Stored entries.
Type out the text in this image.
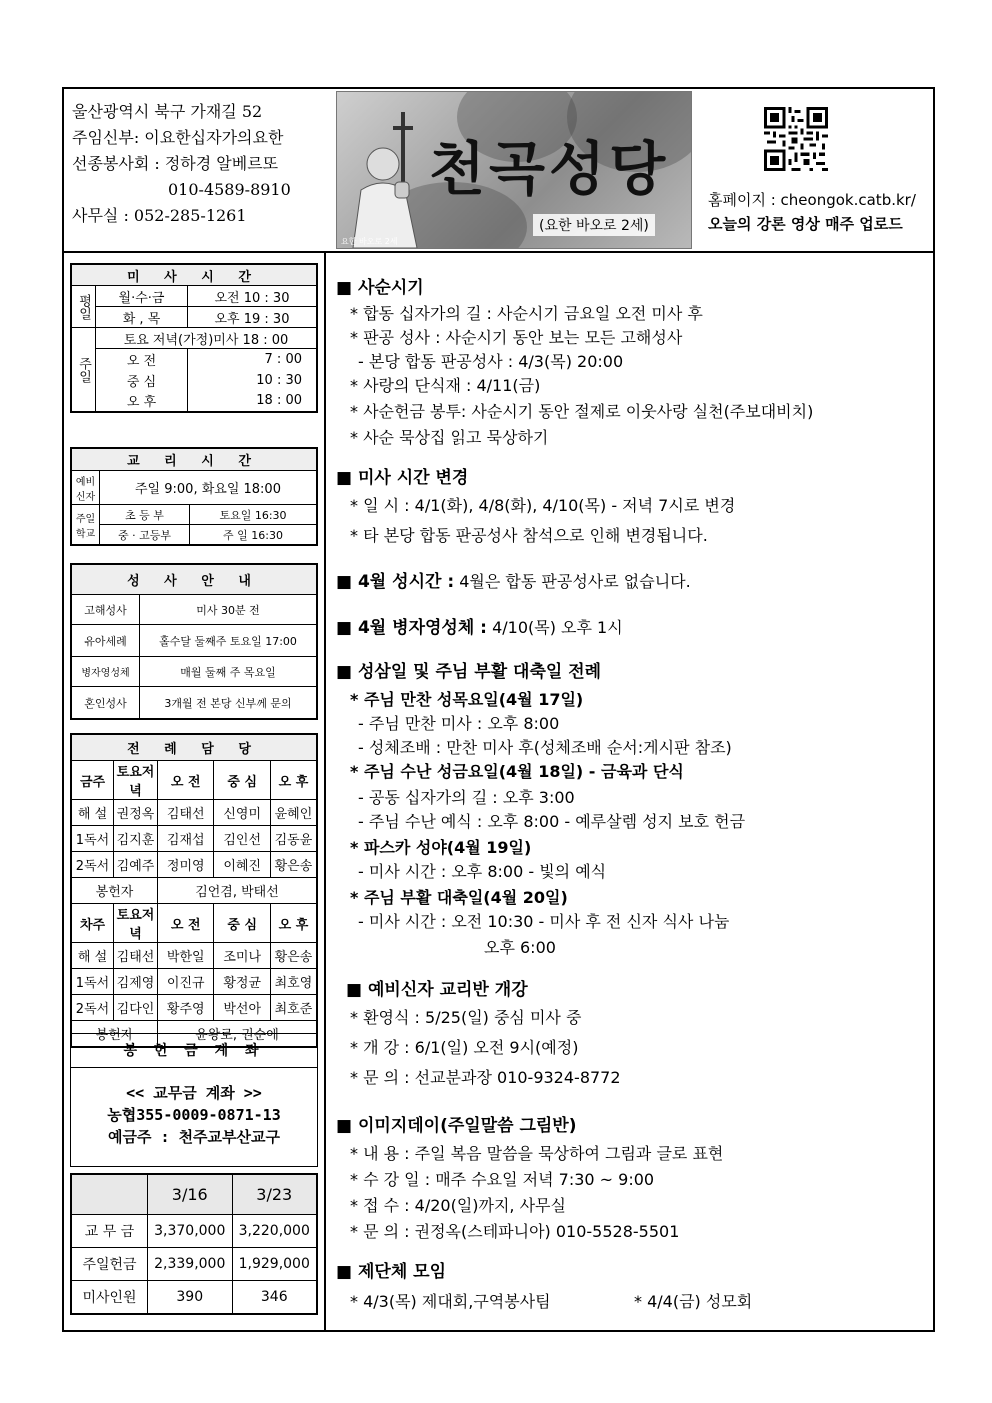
울산광역시 북구 가재길 52
주임신부: 이요한십자가의요한
선종봉사회 : 정하경 알베르또
010-4589-8910
사무실 : 052-285-1261
천곡성당
(요한 바오로 2세)
요한 바오로 2세
홈페이지 : cheongok.catb.kr/
오늘의 강론 영상 매주 업로드
미 사 시 간		
평일	월·수·금	오전 10 : 30
	화 , 목	오후 19 : 30
주일	토요 저녁(가정)미사 18 : 00	
	오 전	7 : 00
	중 심	10 : 30
	오 후	18 : 00
교 리 시 간		
예비신자	주일 9:00, 화요일 18:00	
주일학교	초 등 부	토요일 16:30
	중 · 고등부	주 일 16:30
성 사 안 내	
고해성사	미사 30분 전
유아세례	홀수달 둘째주 토요일 17:00
병자영성체	매월 둘째 주 목요일
혼인성사	3개월 전 본당 신부께 문의
전 례 담 당				
금주	토요저녁	오 전	중 심	오 후
해 설	권정옥	김태선	신영미	윤혜인
1독서	김지훈	김재섭	김인선	김동윤
2독서	김예주	정미영	이혜진	황은송
봉헌자		김언겸, 박태선		
차주	토요저녁	오 전	중 심	오 후
해 설	김태선	박한일	조미나	황은송
1독서	김제영	이진규	황정균	최호영
2독서	김다인	황주영	박선아	최호준
봉헌자		윤왕로, 권순애		
봉 헌 금 계 좌
<< 교무금 계좌 >>
농협355-0009-0871-13
예금주 : 천주교부산교구
	3/16	3/23
교 무 금	3,370,000	3,220,000
주일헌금	2,339,000	1,929,000
미사인원	390	346
■ 사순시기
* 합동 십자가의 길 : 사순시기 금요일 오전 미사 후
* 판공 성사 : 사순시기 동안 보는 모든 고해성사
- 본당 합동 판공성사 : 4/3(목) 20:00
* 사랑의 단식재 : 4/11(금)
* 사순헌금 봉투: 사순시기 동안 절제로 이웃사랑 실천(주보대비치)
* 사순 묵상집 읽고 묵상하기
■ 미사 시간 변경
* 일 시 : 4/1(화), 4/8(화), 4/10(목) - 저녁 7시로 변경
* 타 본당 합동 판공성사 참석으로 인해 변경됩니다.
■ 4월 성시간 : 4월은 합동 판공성사로 없습니다.
■ 4월 병자영성체 : 4/10(목) 오후 1시
■ 성삼일 및 주님 부활 대축일 전례
* 주님 만찬 성목요일(4월 17일)
- 주님 만찬 미사 : 오후 8:00
- 성체조배 : 만찬 미사 후(성체조배 순서:게시판 참조)
* 주님 수난 성금요일(4월 18일) - 금육과 단식
- 공동 십자가의 길 : 오후 3:00
- 주님 수난 예식 : 오후 8:00 - 예루살렘 성지 보호 헌금
* 파스카 성야(4월 19일)
- 미사 시간 : 오후 8:00 - 빛의 예식
* 주님 부활 대축일(4월 20일)
- 미사 시간 : 오전 10:30 - 미사 후 전 신자 식사 나눔
오후 6:00
■ 예비신자 교리반 개강
* 환영식 : 5/25(일) 중심 미사 중
* 개 강 : 6/1(일) 오전 9시(예정)
* 문 의 : 선교분과장 010-9324-8772
■ 이미지데이(주일말씀 그림반)
* 내 용 : 주일 복음 말씀을 묵상하여 그림과 글로 표현
* 수 강 일 : 매주 수요일 저녁 7:30 ~ 9:00
* 접 수 : 4/20(일)까지, 사무실
* 문 의 : 권정옥(스테파니아) 010-5528-5501
■ 제단체 모임
* 4/3(목) 제대회,구역봉사팀	* 4/4(금) 성모회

Task instructions.
From the data above, write out everything exactly except the pictures.

Finished exercise.
Type out the text in this image.
울산광역시 북구 가재길 52
주임신부: 이요한십자가의요한
선종봉사회 : 정하경 알베르또
010-4589-8910
사무실 : 052-285-1261
천곡성당
(요한 바오로 2세)
요한 바오로 2세
홈페이지 : cheongok.catb.kr/
오늘의 강론 영상 매주 업로드
미 사 시 간		
평일	월·수·금	오전 10 : 30
	화 , 목	오후 19 : 30
주일	토요 저녁(가정)미사 18 : 00	
	오 전	7 : 00
	중 심	10 : 30
	오 후	18 : 00
교 리 시 간		
예비신자	주일 9:00, 화요일 18:00	
주일학교	초 등 부	토요일 16:30
	중 · 고등부	주 일 16:30
성 사 안 내	
고해성사	미사 30분 전
유아세례	홀수달 둘째주 토요일 17:00
병자영성체	매월 둘째 주 목요일
혼인성사	3개월 전 본당 신부께 문의
전 례 담 당				
금주	토요저녁	오 전	중 심	오 후
해 설	권정옥	김태선	신영미	윤혜인
1독서	김지훈	김재섭	김인선	김동윤
2독서	김예주	정미영	이혜진	황은송
봉헌자		김언겸, 박태선		
차주	토요저녁	오 전	중 심	오 후
해 설	김태선	박한일	조미나	황은송
1독서	김제영	이진규	황정균	최호영
2독서	김다인	황주영	박선아	최호준
봉헌자		윤왕로, 권순애		
봉 헌 금 계 좌
<< 교무금 계좌 >>
농협355-0009-0871-13
예금주 : 천주교부산교구
	3/16	3/23
교 무 금	3,370,000	3,220,000
주일헌금	2,339,000	1,929,000
미사인원	390	346
■ 사순시기
* 합동 십자가의 길 : 사순시기 금요일 오전 미사 후
* 판공 성사 : 사순시기 동안 보는 모든 고해성사
- 본당 합동 판공성사 : 4/3(목) 20:00
* 사랑의 단식재 : 4/11(금)
* 사순헌금 봉투: 사순시기 동안 절제로 이웃사랑 실천(주보대비치)
* 사순 묵상집 읽고 묵상하기
■ 미사 시간 변경
* 일 시 : 4/1(화), 4/8(화), 4/10(목) - 저녁 7시로 변경
* 타 본당 합동 판공성사 참석으로 인해 변경됩니다.
■ 4월 성시간 : 4월은 합동 판공성사로 없습니다.
■ 4월 병자영성체 : 4/10(목) 오후 1시
■ 성삼일 및 주님 부활 대축일 전례
* 주님 만찬 성목요일(4월 17일)
- 주님 만찬 미사 : 오후 8:00
- 성체조배 : 만찬 미사 후(성체조배 순서:게시판 참조)
* 주님 수난 성금요일(4월 18일) - 금육과 단식
- 공동 십자가의 길 : 오후 3:00
- 주님 수난 예식 : 오후 8:00 - 예루살렘 성지 보호 헌금
* 파스카 성야(4월 19일)
- 미사 시간 : 오후 8:00 - 빛의 예식
* 주님 부활 대축일(4월 20일)
- 미사 시간 : 오전 10:30 - 미사 후 전 신자 식사 나눔
오후 6:00
■ 예비신자 교리반 개강
* 환영식 : 5/25(일) 중심 미사 중
* 개 강 : 6/1(일) 오전 9시(예정)
* 문 의 : 선교분과장 010-9324-8772
■ 이미지데이(주일말씀 그림반)
* 내 용 : 주일 복음 말씀을 묵상하여 그림과 글로 표현
* 수 강 일 : 매주 수요일 저녁 7:30 ~ 9:00
* 접 수 : 4/20(일)까지, 사무실
* 문 의 : 권정옥(스테파니아) 010-5528-5501
■ 제단체 모임
* 4/3(목) 제대회,구역봉사팀	* 4/4(금) 성모회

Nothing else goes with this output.